━━━ Records shown ━━━

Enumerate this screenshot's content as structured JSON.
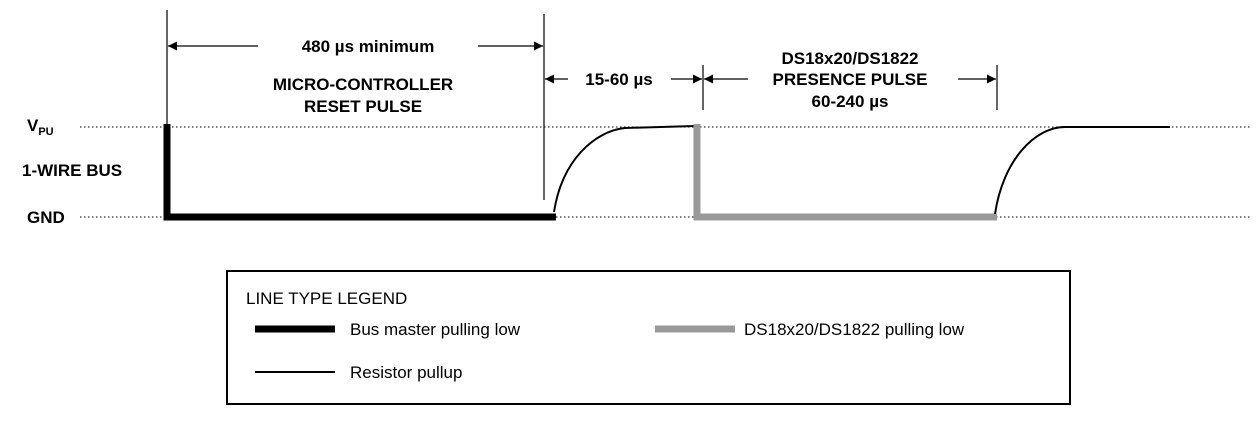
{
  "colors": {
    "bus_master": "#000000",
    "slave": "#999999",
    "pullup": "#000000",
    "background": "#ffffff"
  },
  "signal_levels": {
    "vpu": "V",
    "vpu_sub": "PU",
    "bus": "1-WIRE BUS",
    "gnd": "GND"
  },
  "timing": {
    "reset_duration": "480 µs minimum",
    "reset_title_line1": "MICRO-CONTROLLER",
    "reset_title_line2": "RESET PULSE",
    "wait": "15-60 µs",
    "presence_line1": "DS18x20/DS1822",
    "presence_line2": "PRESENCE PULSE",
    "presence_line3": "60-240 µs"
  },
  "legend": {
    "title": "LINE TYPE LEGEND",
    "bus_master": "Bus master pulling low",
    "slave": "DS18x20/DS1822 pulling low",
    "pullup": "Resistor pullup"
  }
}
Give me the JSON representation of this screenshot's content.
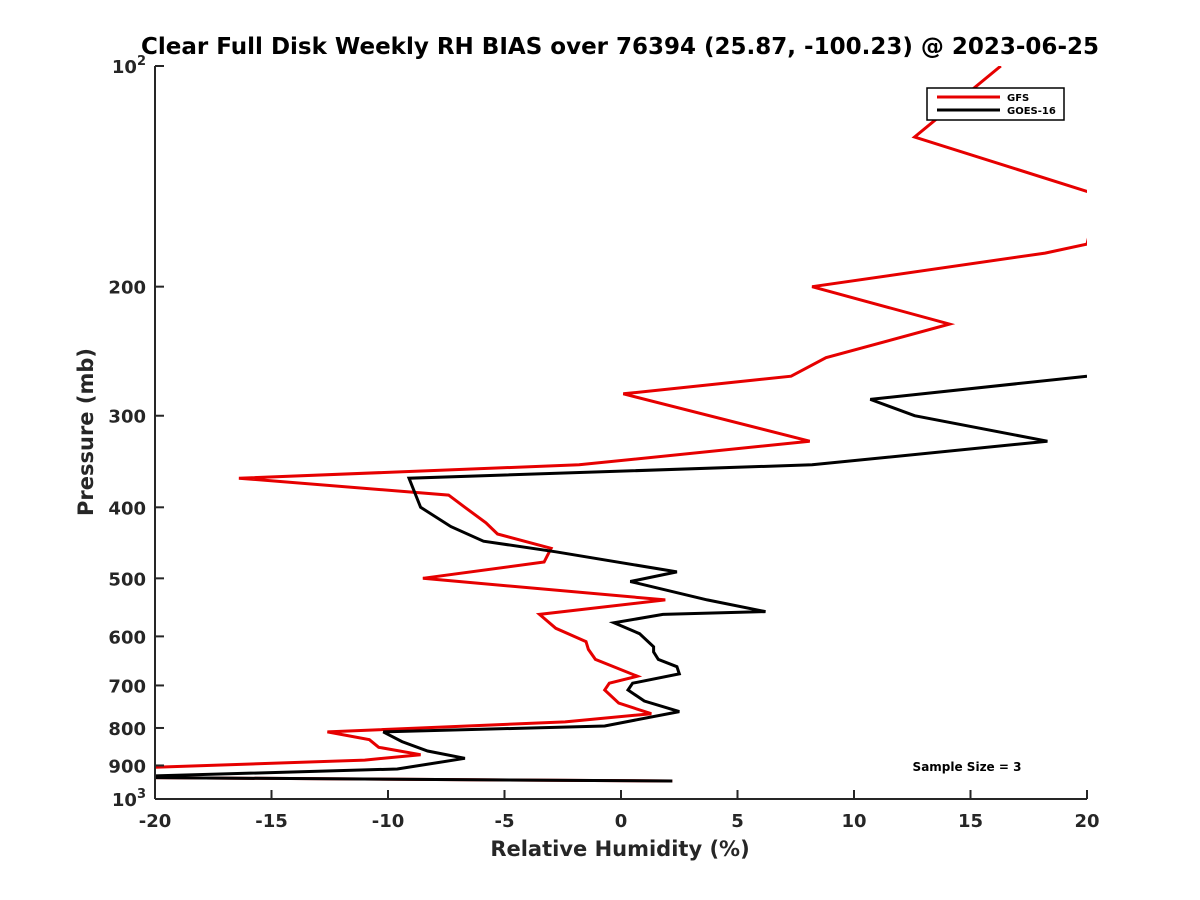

━━━
━━━ Records shown ━━━

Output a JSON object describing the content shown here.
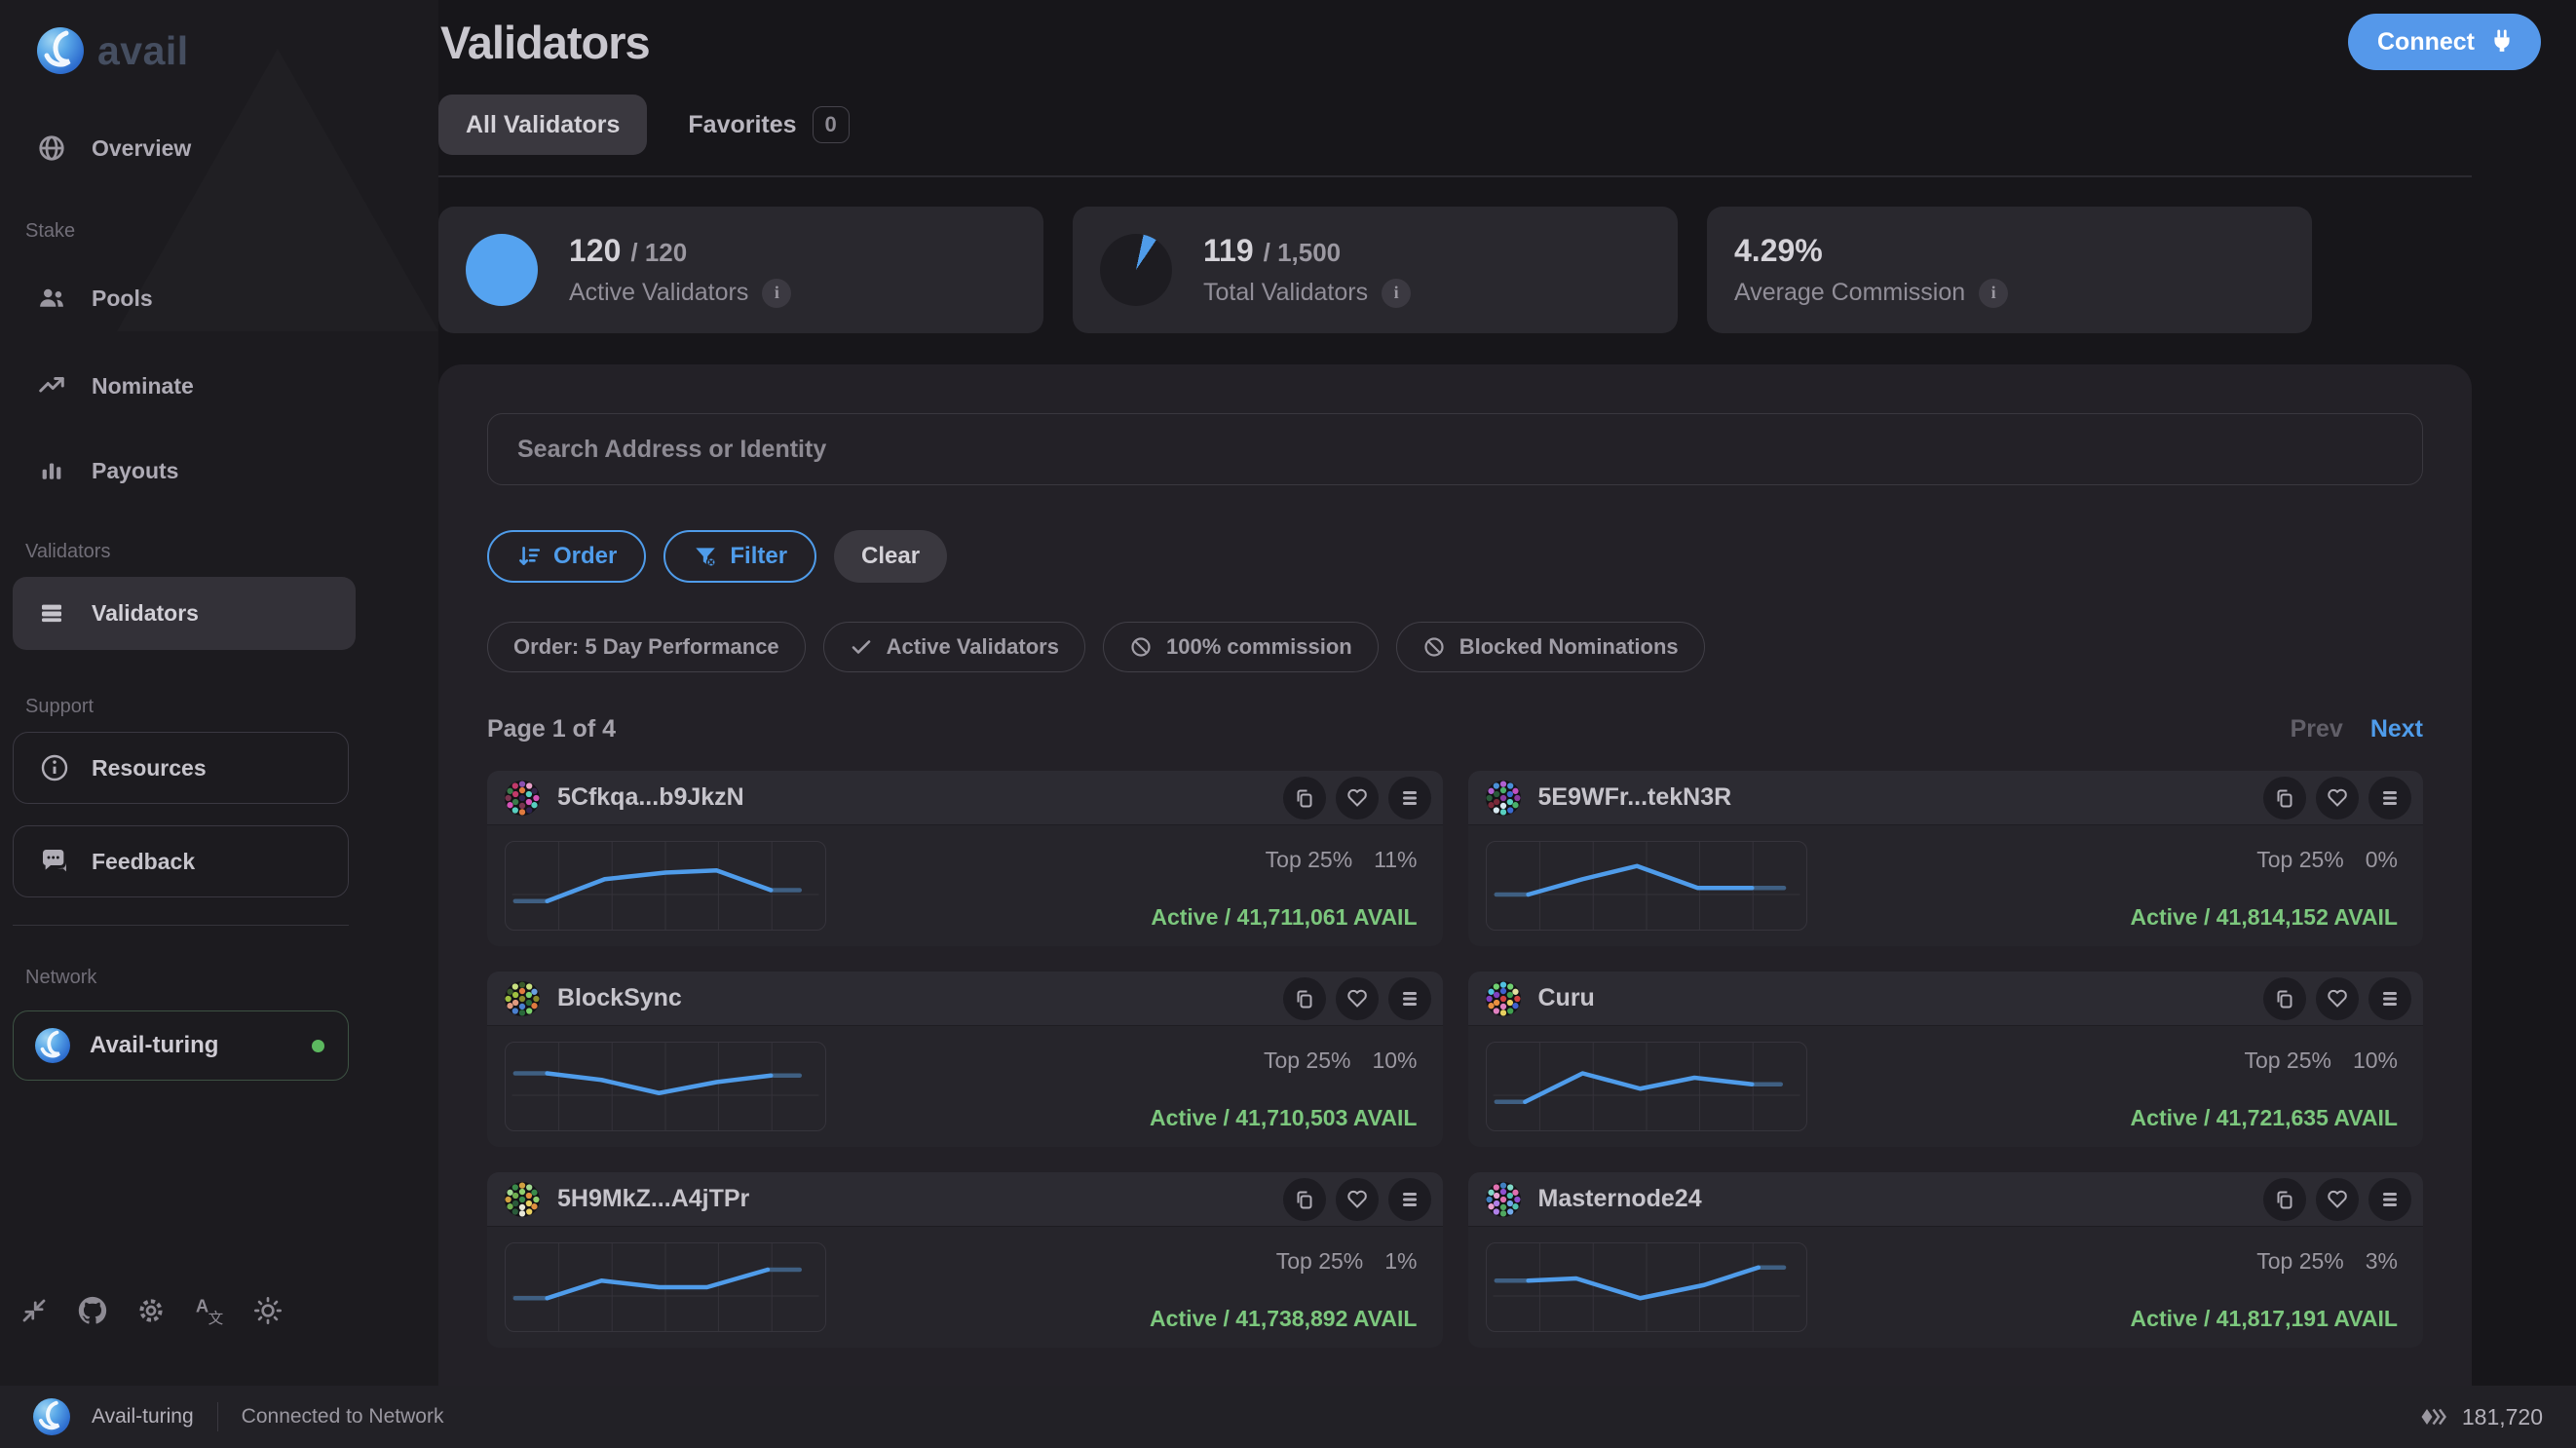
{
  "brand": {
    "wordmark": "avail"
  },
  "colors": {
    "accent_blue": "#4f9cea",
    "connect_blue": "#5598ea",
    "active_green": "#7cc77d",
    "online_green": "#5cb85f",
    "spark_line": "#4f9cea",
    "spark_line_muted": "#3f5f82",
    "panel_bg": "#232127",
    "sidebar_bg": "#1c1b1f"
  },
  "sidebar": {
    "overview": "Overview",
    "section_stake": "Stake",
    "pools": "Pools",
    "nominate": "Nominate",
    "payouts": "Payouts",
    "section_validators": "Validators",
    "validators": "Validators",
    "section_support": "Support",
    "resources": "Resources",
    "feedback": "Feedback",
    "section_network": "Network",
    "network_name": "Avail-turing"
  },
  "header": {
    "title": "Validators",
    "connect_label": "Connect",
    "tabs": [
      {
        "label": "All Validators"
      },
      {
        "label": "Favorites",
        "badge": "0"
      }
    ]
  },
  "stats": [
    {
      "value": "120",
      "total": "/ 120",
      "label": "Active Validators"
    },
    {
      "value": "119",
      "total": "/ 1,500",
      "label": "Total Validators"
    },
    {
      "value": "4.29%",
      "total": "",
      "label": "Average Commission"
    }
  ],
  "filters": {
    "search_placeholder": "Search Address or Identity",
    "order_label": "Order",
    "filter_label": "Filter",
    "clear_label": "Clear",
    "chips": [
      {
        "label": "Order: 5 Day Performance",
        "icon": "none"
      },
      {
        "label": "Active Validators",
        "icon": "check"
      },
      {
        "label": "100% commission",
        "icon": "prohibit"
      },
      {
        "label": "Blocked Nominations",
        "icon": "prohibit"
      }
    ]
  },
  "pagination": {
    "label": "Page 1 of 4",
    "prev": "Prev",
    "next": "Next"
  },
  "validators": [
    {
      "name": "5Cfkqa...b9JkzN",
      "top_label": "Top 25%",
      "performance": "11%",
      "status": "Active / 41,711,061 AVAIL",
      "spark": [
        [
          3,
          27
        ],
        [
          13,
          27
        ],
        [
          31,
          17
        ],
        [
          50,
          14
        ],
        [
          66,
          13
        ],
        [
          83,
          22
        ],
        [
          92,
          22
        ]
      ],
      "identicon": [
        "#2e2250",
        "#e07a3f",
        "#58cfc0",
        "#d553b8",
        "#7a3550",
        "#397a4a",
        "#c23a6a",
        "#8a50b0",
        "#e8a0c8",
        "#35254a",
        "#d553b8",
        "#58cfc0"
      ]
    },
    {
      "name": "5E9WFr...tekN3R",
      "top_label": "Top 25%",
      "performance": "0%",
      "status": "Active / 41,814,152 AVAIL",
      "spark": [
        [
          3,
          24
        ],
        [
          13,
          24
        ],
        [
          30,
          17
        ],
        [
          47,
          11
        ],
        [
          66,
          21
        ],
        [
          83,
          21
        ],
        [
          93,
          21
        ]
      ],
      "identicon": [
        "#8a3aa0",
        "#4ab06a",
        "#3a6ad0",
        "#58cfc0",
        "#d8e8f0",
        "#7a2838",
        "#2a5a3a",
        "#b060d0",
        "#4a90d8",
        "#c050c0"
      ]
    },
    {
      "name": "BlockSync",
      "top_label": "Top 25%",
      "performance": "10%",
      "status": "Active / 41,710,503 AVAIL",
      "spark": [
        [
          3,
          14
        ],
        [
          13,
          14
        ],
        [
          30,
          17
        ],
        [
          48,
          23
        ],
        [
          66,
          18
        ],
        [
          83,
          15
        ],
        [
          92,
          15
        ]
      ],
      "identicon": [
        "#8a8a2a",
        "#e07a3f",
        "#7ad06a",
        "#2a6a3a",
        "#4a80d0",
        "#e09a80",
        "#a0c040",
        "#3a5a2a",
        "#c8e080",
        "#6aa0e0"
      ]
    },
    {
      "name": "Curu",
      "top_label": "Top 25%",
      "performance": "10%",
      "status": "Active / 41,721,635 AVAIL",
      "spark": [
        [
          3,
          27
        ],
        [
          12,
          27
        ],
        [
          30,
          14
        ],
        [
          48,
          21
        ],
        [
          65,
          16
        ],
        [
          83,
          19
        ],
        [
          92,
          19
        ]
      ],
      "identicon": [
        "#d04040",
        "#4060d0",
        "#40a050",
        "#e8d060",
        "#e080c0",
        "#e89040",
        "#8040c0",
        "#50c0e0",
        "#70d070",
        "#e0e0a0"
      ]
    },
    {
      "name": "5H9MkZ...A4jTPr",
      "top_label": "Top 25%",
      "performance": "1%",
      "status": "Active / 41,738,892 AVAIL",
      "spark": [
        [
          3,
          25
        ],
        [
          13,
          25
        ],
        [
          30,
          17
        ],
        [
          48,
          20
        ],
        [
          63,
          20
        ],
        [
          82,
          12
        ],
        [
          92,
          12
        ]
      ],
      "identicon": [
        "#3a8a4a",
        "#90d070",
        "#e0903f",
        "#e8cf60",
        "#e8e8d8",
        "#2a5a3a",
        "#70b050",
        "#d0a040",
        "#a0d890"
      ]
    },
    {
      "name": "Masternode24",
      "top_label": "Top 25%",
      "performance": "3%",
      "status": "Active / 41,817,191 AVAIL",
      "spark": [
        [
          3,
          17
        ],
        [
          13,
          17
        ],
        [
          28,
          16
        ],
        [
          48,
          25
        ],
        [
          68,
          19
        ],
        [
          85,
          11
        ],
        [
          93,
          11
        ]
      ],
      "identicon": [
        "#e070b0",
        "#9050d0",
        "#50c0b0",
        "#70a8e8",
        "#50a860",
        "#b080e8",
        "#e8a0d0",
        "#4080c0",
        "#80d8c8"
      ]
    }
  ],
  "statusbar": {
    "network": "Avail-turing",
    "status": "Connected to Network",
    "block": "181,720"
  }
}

━━━

● **Your goal**
From the records above, give again only the part that opens with the line containing "Enumerate this screenshot's" and closes with the line containing "Give me the". Keep both ends but drop the pictures.

● **Response below**
Enumerate this screenshot's content as structured JSON.
{
  "colors": {
    "bus_master": "#000000",
    "slave": "#999999",
    "pullup": "#000000",
    "background": "#ffffff"
  },
  "signal_levels": {
    "vpu": "V",
    "vpu_sub": "PU",
    "bus": "1-WIRE BUS",
    "gnd": "GND"
  },
  "timing": {
    "reset_duration": "480 µs minimum",
    "reset_title_line1": "MICRO-CONTROLLER",
    "reset_title_line2": "RESET PULSE",
    "wait": "15-60 µs",
    "presence_line1": "DS18x20/DS1822",
    "presence_line2": "PRESENCE PULSE",
    "presence_line3": "60-240 µs"
  },
  "legend": {
    "title": "LINE TYPE LEGEND",
    "bus_master": "Bus master pulling low",
    "slave": "DS18x20/DS1822 pulling low",
    "pullup": "Resistor pullup"
  }
}
Give me the JSON representation of this screenshot's content.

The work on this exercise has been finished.